TASK DETAILS — Every record should be repeated exactly, except that pictures are left out.

TASK INPUT —
§

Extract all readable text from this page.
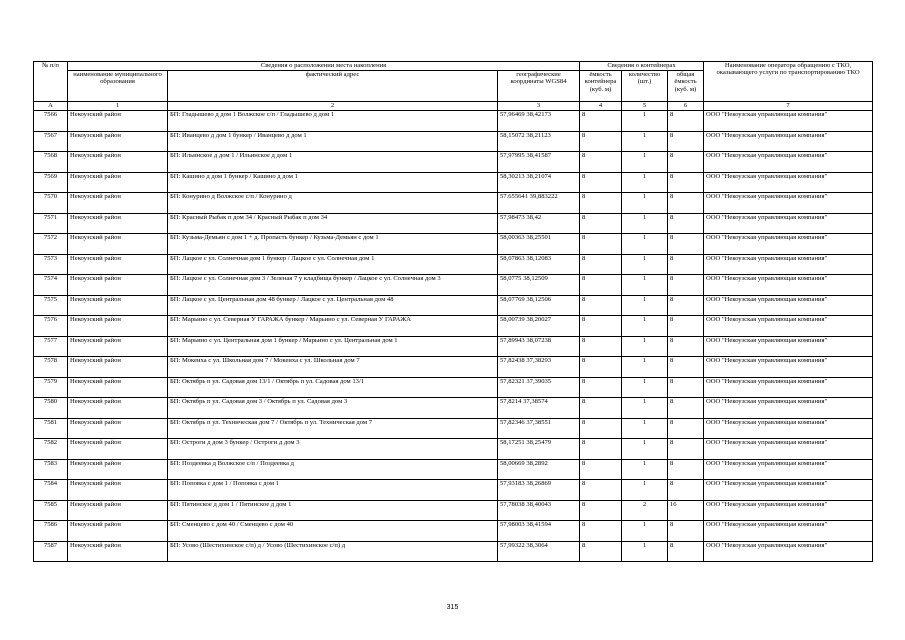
№ п/п	Сведения о расположении места накопления			Сведения о контейнерах			Наименование оператора обращению с ТКО, оказывающего услуги по транспортированию ТКО
	наименование муниципального образования	фактический адрес	географические координаты WGS84	ёмкость контейнера (куб. м)	количество (шт.)	общая ёмкость (куб. м)	
А	1	2	3	4	5	6	7
7566	Некоузский район	БП: Гладышево д дом 1 Волжское с/п / Гладышево д дом 1	57,96469 38,42173	8	1	8	ООО "Некоузская управляющая компания"
7567	Некоузский район	БП: Иванцево д дом 1 бункер / Иванцево д дом 1	58,15072 38,21123	8	1	8	ООО "Некоузская управляющая компания"
7568	Некоузский район	БП: Ильинское д дом 1 / Ильинское д дом 1	57,97995 38,41587	8	1	8	ООО "Некоузская управляющая компания"
7569	Некоузский район	БП: Кашино д дом 1 бункер / Кашино д дом 1	58,30213 38,21074	8	1	8	ООО "Некоузская управляющая компания"
7570	Некоузский район	БП: Конурино д Волжское с/п / Конурино д	57.655641 39,883222	8	1	8	ООО "Некоузская управляющая компания"
7571	Некоузский район	БП: Красный Рыбак п дом 34 / Красный Рыбак п дом 34	57,98473 38,42	8	1	8	ООО "Некоузская управляющая компания"
7572	Некоузский район	БП: Кузьма-Демьян с дом 1 + д. Пропасть бункер / Кузьма-Демьян с дом 1	58,00363 38,25501	8	1	8	ООО "Некоузская управляющая компания"
7573	Некоузский район	БП: Лацкое с ул. Солнечная дом 1 бункер / Лацкое с ул. Солнечная дом 1	58,07863 38,12083	8	1	8	ООО "Некоузская управляющая компания"
7574	Некоузский район	БП: Лацкое с ул. Солнечная дом 3 / Зеленая 7 у кладбища бункер / Лацкое с ул. Солнечная дом 3	58,0775 38,12509	8	1	8	ООО "Некоузская управляющая компания"
7575	Некоузский район	БП: Лацкое с ул. Центральная дом 48 бункер / Лацкое с ул. Центральная дом 48	58,07769 38,12506	8	1	8	ООО "Некоузская управляющая компания"
7576	Некоузский район	БП: Марьино с ул. Северная У ГАРАЖА бункер / Марьино с ул. Северная У ГАРАЖА	58,00739 38,20027	8	1	8	ООО "Некоузская управляющая компания"
7577	Некоузский район	БП: Марьино с ул. Центральная дом 1 бункер / Марьино с ул. Центральная дом 1	57,89943 38,07238	8	1	8	ООО "Некоузская управляющая компания"
7578	Некоузский район	БП: Мокеиха с ул. Школьная дом 7 / Мокеиха с ул. Школьная дом 7	57,82438 37,38293	8	1	8	ООО "Некоузская управляющая компания"
7579	Некоузский район	БП: Октябрь п ул. Садовая дом 13/1 / Октябрь п ул. Садовая дом 13/1	57,82321 37,39035	8	1	8	ООО "Некоузская управляющая компания"
7580	Некоузский район	БП: Октябрь п ул. Садовая дом 3 / Октябрь п ул. Садовая дом 3	57,8214 37,38574	8	1	8	ООО "Некоузская управляющая компания"
7581	Некоузский район	БП: Октябрь п ул. Техническая дом 7 / Октябрь п ул. Техническая дом 7	57,82346 37,38551	8	1	8	ООО "Некоузская управляющая компания"
7582	Некоузский район	БП: Остроги д дом 3 бункер / Остроги д дом 3	58,17251 38,25479	8	1	8	ООО "Некоузская управляющая компания"
7583	Некоузский район	БП: Поздеевка д Волжское с/п / Поздеевка д	58,00669 38,2892	8	1	8	ООО "Некоузская управляющая компания"
7584	Некоузский район	БП: Поповка с дом 1 / Поповка с дом 1	57,93183 38,26869	8	1	8	ООО "Некоузская управляющая компания"
7585	Некоузский район	БП: Пятинское д дом 1 / Пятинское д дом 1	57,78038 38,40043	8	2	16	ООО "Некоузская управляющая компания"
7586	Некоузский район	БП: Сменцево с дом 40 / Сменцево с дом 40	57,98003 38,41594	8	1	8	ООО "Некоузская управляющая компания"
7587	Некоузский район	БП: Усово (Шестихинское с/п) д / Усово (Шестихинское с/п) д	57,99322 38,3064	8	1	8	ООО "Некоузская управляющая компания"
315
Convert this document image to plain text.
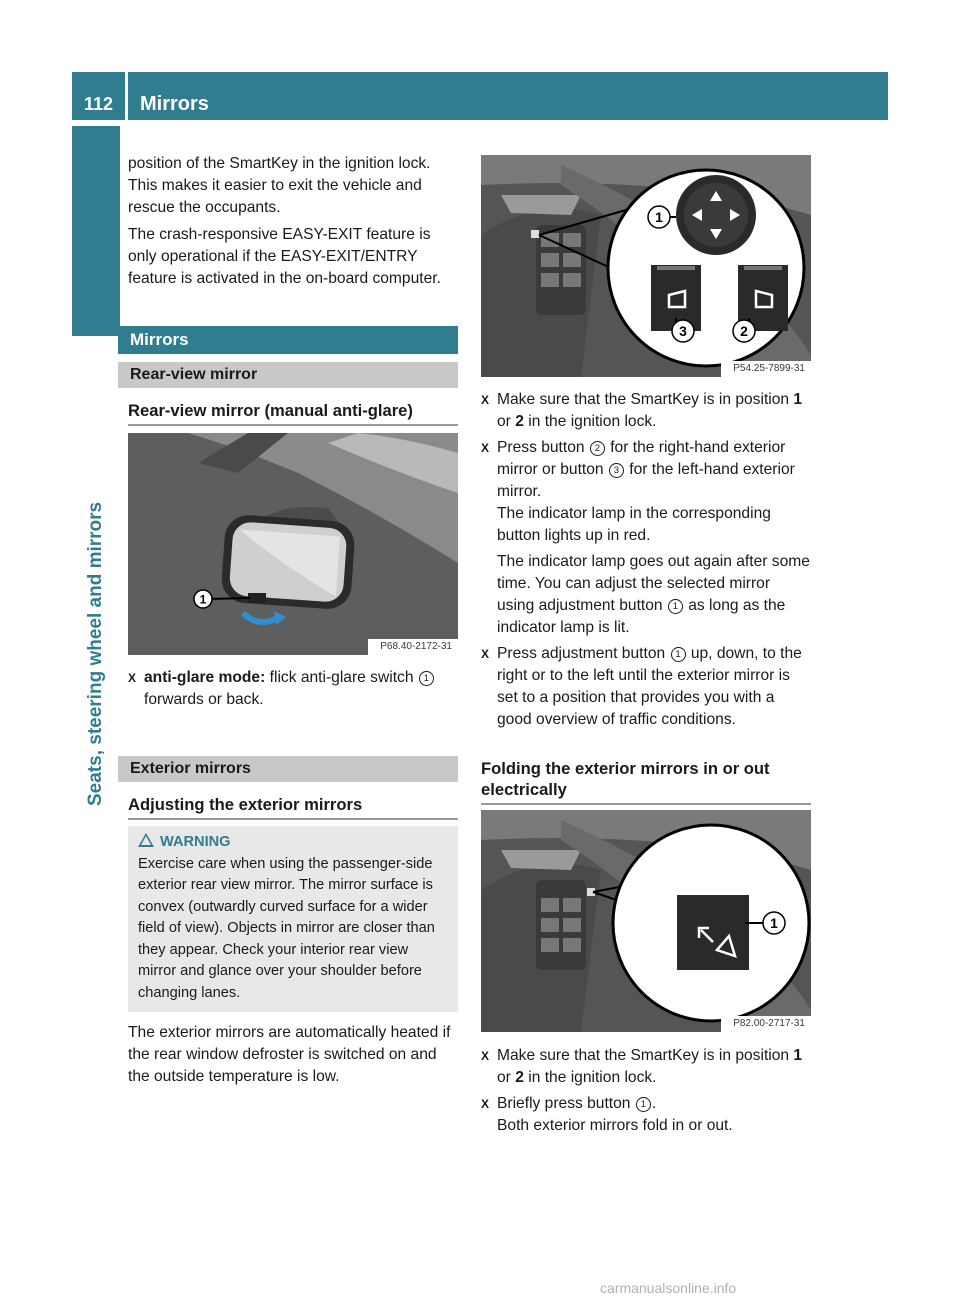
112	Mirrors
Seats, steering wheel and mirrors

position of the SmartKey in the ignition lock. This makes it easier to exit the vehicle and rescue the occupants.

The crash-responsive EASY-EXIT feature is only operational if the EASY-EXIT/ENTRY feature is activated in the on-board computer.

Mirrors
Rear-view mirror
Rear-view mirror (manual anti-glare)
1
P68.40-2172-31
X anti-glare mode: flick anti-glare switch 1 forwards or back.
Exterior mirrors
Adjusting the exterior mirrors
WARNING
Exercise care when using the passenger-side exterior rear view mirror. The mirror surface is convex (outwardly curved surface for a wider field of view). Objects in mirror are closer than they appear. Check your interior rear view mirror and glance over your shoulder before changing lanes.
The exterior mirrors are automatically heated if the rear window defroster is switched on and the outside temperature is low.
1
3	2
P54.25-7899-31
X Make sure that the SmartKey is in position 1 or 2 in the ignition lock.
X Press button 2 for the right-hand exterior mirror or button 3 for the left-hand exterior mirror.
The indicator lamp in the corresponding button lights up in red.
The indicator lamp goes out again after some time. You can adjust the selected mirror using adjustment button 1 as long as the indicator lamp is lit.
X Press adjustment button 1 up, down, to the right or to the left until the exterior mirror is set to a position that provides you with a good overview of traffic conditions.
Folding the exterior mirrors in or out electrically
1
P82.00-2717-31
X Make sure that the SmartKey is in position 1 or 2 in the ignition lock.
X Briefly press button 1 .
Both exterior mirrors fold in or out.
carmanualsonline.info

§

SOLUTION —
Extract all readable text from this page.
№ п/п	Сведения о расположении места накопления			Сведения о контейнерах			Наименование оператора обращению с ТКО, оказывающего услуги по транспортированию ТКО
	наименование муниципального образования	фактический адрес	географические координаты WGS84	ёмкость контейнера (куб. м)	количество (шт.)	общая ёмкость (куб. м)	
А	1	2	3	4	5	6	7
7566	Некоузский район	БП: Гладышево д дом 1 Волжское с/п / Гладышево д дом 1	57,96469 38,42173	8	1	8	ООО "Некоузская управляющая компания"
7567	Некоузский район	БП: Иванцево д дом 1 бункер / Иванцево д дом 1	58,15072 38,21123	8	1	8	ООО "Некоузская управляющая компания"
7568	Некоузский район	БП: Ильинское д дом 1 / Ильинское д дом 1	57,97995 38,41587	8	1	8	ООО "Некоузская управляющая компания"
7569	Некоузский район	БП: Кашино д дом 1 бункер / Кашино д дом 1	58,30213 38,21074	8	1	8	ООО "Некоузская управляющая компания"
7570	Некоузский район	БП: Конурино д Волжское с/п / Конурино д	57.655641 39,883222	8	1	8	ООО "Некоузская управляющая компания"
7571	Некоузский район	БП: Красный Рыбак п дом 34 / Красный Рыбак п дом 34	57,98473 38,42	8	1	8	ООО "Некоузская управляющая компания"
7572	Некоузский район	БП: Кузьма-Демьян с дом 1 + д. Пропасть бункер / Кузьма-Демьян с дом 1	58,00363 38,25501	8	1	8	ООО "Некоузская управляющая компания"
7573	Некоузский район	БП: Лацкое с ул. Солнечная дом 1 бункер / Лацкое с ул. Солнечная дом 1	58,07863 38,12083	8	1	8	ООО "Некоузская управляющая компания"
7574	Некоузский район	БП: Лацкое с ул. Солнечная дом 3 / Зеленая 7 у кладбища бункер / Лацкое с ул. Солнечная дом 3	58,0775 38,12509	8	1	8	ООО "Некоузская управляющая компания"
7575	Некоузский район	БП: Лацкое с ул. Центральная дом 48 бункер / Лацкое с ул. Центральная дом 48	58,07769 38,12506	8	1	8	ООО "Некоузская управляющая компания"
7576	Некоузский район	БП: Марьино с ул. Северная У ГАРАЖА бункер / Марьино с ул. Северная У ГАРАЖА	58,00739 38,20027	8	1	8	ООО "Некоузская управляющая компания"
7577	Некоузский район	БП: Марьино с ул. Центральная дом 1 бункер / Марьино с ул. Центральная дом 1	57,89943 38,07238	8	1	8	ООО "Некоузская управляющая компания"
7578	Некоузский район	БП: Мокеиха с ул. Школьная дом 7 / Мокеиха с ул. Школьная дом 7	57,82438 37,38293	8	1	8	ООО "Некоузская управляющая компания"
7579	Некоузский район	БП: Октябрь п ул. Садовая дом 13/1 / Октябрь п ул. Садовая дом 13/1	57,82321 37,39035	8	1	8	ООО "Некоузская управляющая компания"
7580	Некоузский район	БП: Октябрь п ул. Садовая дом 3 / Октябрь п ул. Садовая дом 3	57,8214 37,38574	8	1	8	ООО "Некоузская управляющая компания"
7581	Некоузский район	БП: Октябрь п ул. Техническая дом 7 / Октябрь п ул. Техническая дом 7	57,82346 37,38551	8	1	8	ООО "Некоузская управляющая компания"
7582	Некоузский район	БП: Остроги д дом 3 бункер / Остроги д дом 3	58,17251 38,25479	8	1	8	ООО "Некоузская управляющая компания"
7583	Некоузский район	БП: Поздеевка д Волжское с/п / Поздеевка д	58,00669 38,2892	8	1	8	ООО "Некоузская управляющая компания"
7584	Некоузский район	БП: Поповка с дом 1 / Поповка с дом 1	57,93183 38,26869	8	1	8	ООО "Некоузская управляющая компания"
7585	Некоузский район	БП: Пятинское д дом 1 / Пятинское д дом 1	57,78038 38,40043	8	2	16	ООО "Некоузская управляющая компания"
7586	Некоузский район	БП: Сменцево с дом 40 / Сменцево с дом 40	57,98003 38,41594	8	1	8	ООО "Некоузская управляющая компания"
7587	Некоузский район	БП: Усово (Шестихинское с/п) д / Усово (Шестихинское с/п) д	57,99322 38,3064	8	1	8	ООО "Некоузская управляющая компания"
315
Convert this document image to plain text.
112	Mirrors
Seats, steering wheel and mirrors

position of the SmartKey in the ignition lock. This makes it easier to exit the vehicle and rescue the occupants.

The crash-responsive EASY-EXIT feature is only operational if the EASY-EXIT/ENTRY feature is activated in the on-board computer.

Mirrors
Rear-view mirror
Rear-view mirror (manual anti-glare)
1
P68.40-2172-31
X anti-glare mode: flick anti-glare switch 1 forwards or back.
Exterior mirrors
Adjusting the exterior mirrors
WARNING
Exercise care when using the passenger-side exterior rear view mirror. The mirror surface is convex (outwardly curved surface for a wider field of view). Objects in mirror are closer than they appear. Check your interior rear view mirror and glance over your shoulder before changing lanes.
The exterior mirrors are automatically heated if the rear window defroster is switched on and the outside temperature is low.
1
3	2
P54.25-7899-31
X Make sure that the SmartKey is in position 1 or 2 in the ignition lock.
X Press button 2 for the right-hand exterior mirror or button 3 for the left-hand exterior mirror.
The indicator lamp in the corresponding button lights up in red.
The indicator lamp goes out again after some time. You can adjust the selected mirror using adjustment button 1 as long as the indicator lamp is lit.
X Press adjustment button 1 up, down, to the right or to the left until the exterior mirror is set to a position that provides you with a good overview of traffic conditions.
Folding the exterior mirrors in or out electrically
1
P82.00-2717-31
X Make sure that the SmartKey is in position 1 or 2 in the ignition lock.
X Briefly press button 1 .
Both exterior mirrors fold in or out.
carmanualsonline.info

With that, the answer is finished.